Dataset items
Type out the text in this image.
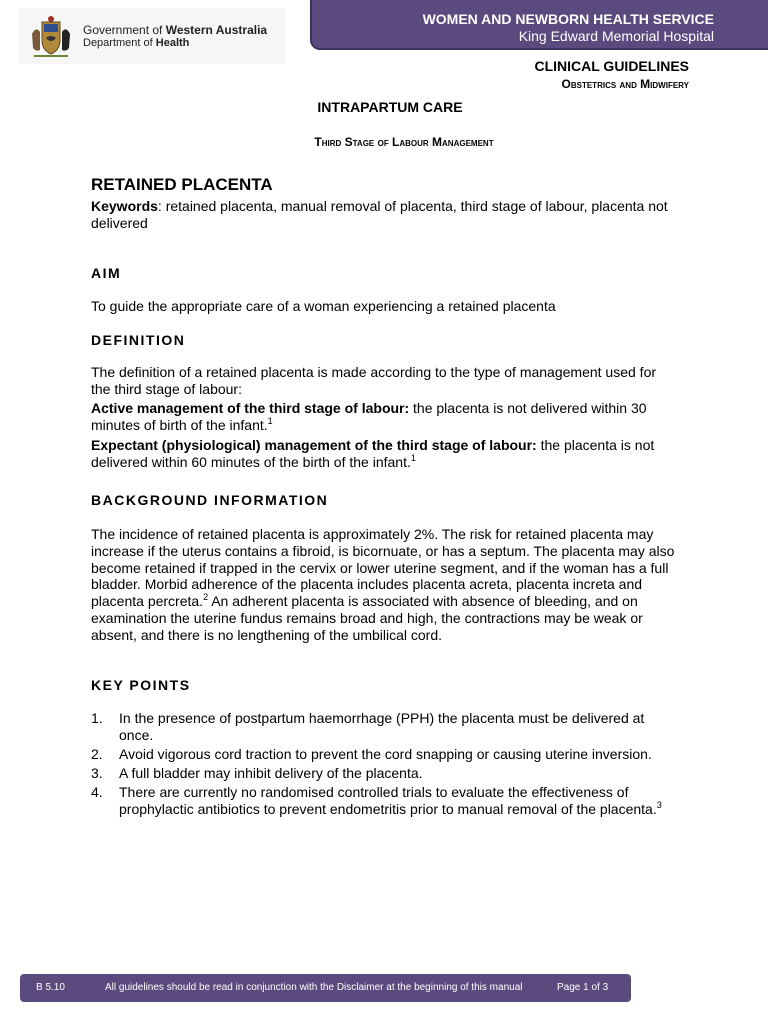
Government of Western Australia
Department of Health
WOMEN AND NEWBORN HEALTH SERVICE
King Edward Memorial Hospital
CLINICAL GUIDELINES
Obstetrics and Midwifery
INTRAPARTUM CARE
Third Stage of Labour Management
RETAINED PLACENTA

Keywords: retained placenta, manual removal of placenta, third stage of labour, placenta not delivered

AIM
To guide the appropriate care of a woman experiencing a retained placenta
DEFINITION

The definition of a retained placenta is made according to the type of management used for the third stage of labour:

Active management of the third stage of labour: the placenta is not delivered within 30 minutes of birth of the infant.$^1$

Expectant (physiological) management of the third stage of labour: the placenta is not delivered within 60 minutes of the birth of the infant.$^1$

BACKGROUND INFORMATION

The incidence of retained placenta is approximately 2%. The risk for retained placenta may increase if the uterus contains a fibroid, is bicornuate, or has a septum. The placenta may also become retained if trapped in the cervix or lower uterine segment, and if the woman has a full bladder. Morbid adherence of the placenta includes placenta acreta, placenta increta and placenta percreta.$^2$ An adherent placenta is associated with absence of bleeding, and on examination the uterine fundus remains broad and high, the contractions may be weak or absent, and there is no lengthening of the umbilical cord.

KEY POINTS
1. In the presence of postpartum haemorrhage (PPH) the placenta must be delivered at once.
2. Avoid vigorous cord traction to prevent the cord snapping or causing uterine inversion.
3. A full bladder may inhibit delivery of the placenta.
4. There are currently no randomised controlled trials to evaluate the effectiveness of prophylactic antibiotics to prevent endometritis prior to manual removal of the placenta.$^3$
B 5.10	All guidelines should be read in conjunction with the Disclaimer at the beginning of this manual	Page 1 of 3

EXERCISE DESCRIPTION
Return all the entries word for word, but omit any pictures they contain.

WRITTEN RESPONSE
Type out the text in this image.
Government of Western Australia
Department of Health
WOMEN AND NEWBORN HEALTH SERVICE
King Edward Memorial Hospital
CLINICAL GUIDELINES
Obstetrics and Midwifery
INTRAPARTUM CARE
Third Stage of Labour Management
RETAINED PLACENTA

Keywords: retained placenta, manual removal of placenta, third stage of labour, placenta not delivered

AIM
To guide the appropriate care of a woman experiencing a retained placenta
DEFINITION

The definition of a retained placenta is made according to the type of management used for the third stage of labour:

Active management of the third stage of labour: the placenta is not delivered within 30 minutes of birth of the infant.$^1$

Expectant (physiological) management of the third stage of labour: the placenta is not delivered within 60 minutes of the birth of the infant.$^1$

BACKGROUND INFORMATION

The incidence of retained placenta is approximately 2%. The risk for retained placenta may increase if the uterus contains a fibroid, is bicornuate, or has a septum. The placenta may also become retained if trapped in the cervix or lower uterine segment, and if the woman has a full bladder. Morbid adherence of the placenta includes placenta acreta, placenta increta and placenta percreta.$^2$ An adherent placenta is associated with absence of bleeding, and on examination the uterine fundus remains broad and high, the contractions may be weak or absent, and there is no lengthening of the umbilical cord.

KEY POINTS
1. In the presence of postpartum haemorrhage (PPH) the placenta must be delivered at once.
2. Avoid vigorous cord traction to prevent the cord snapping or causing uterine inversion.
3. A full bladder may inhibit delivery of the placenta.
4. There are currently no randomised controlled trials to evaluate the effectiveness of prophylactic antibiotics to prevent endometritis prior to manual removal of the placenta.$^3$
B 5.10	All guidelines should be read in conjunction with the Disclaimer at the beginning of this manual	Page 1 of 3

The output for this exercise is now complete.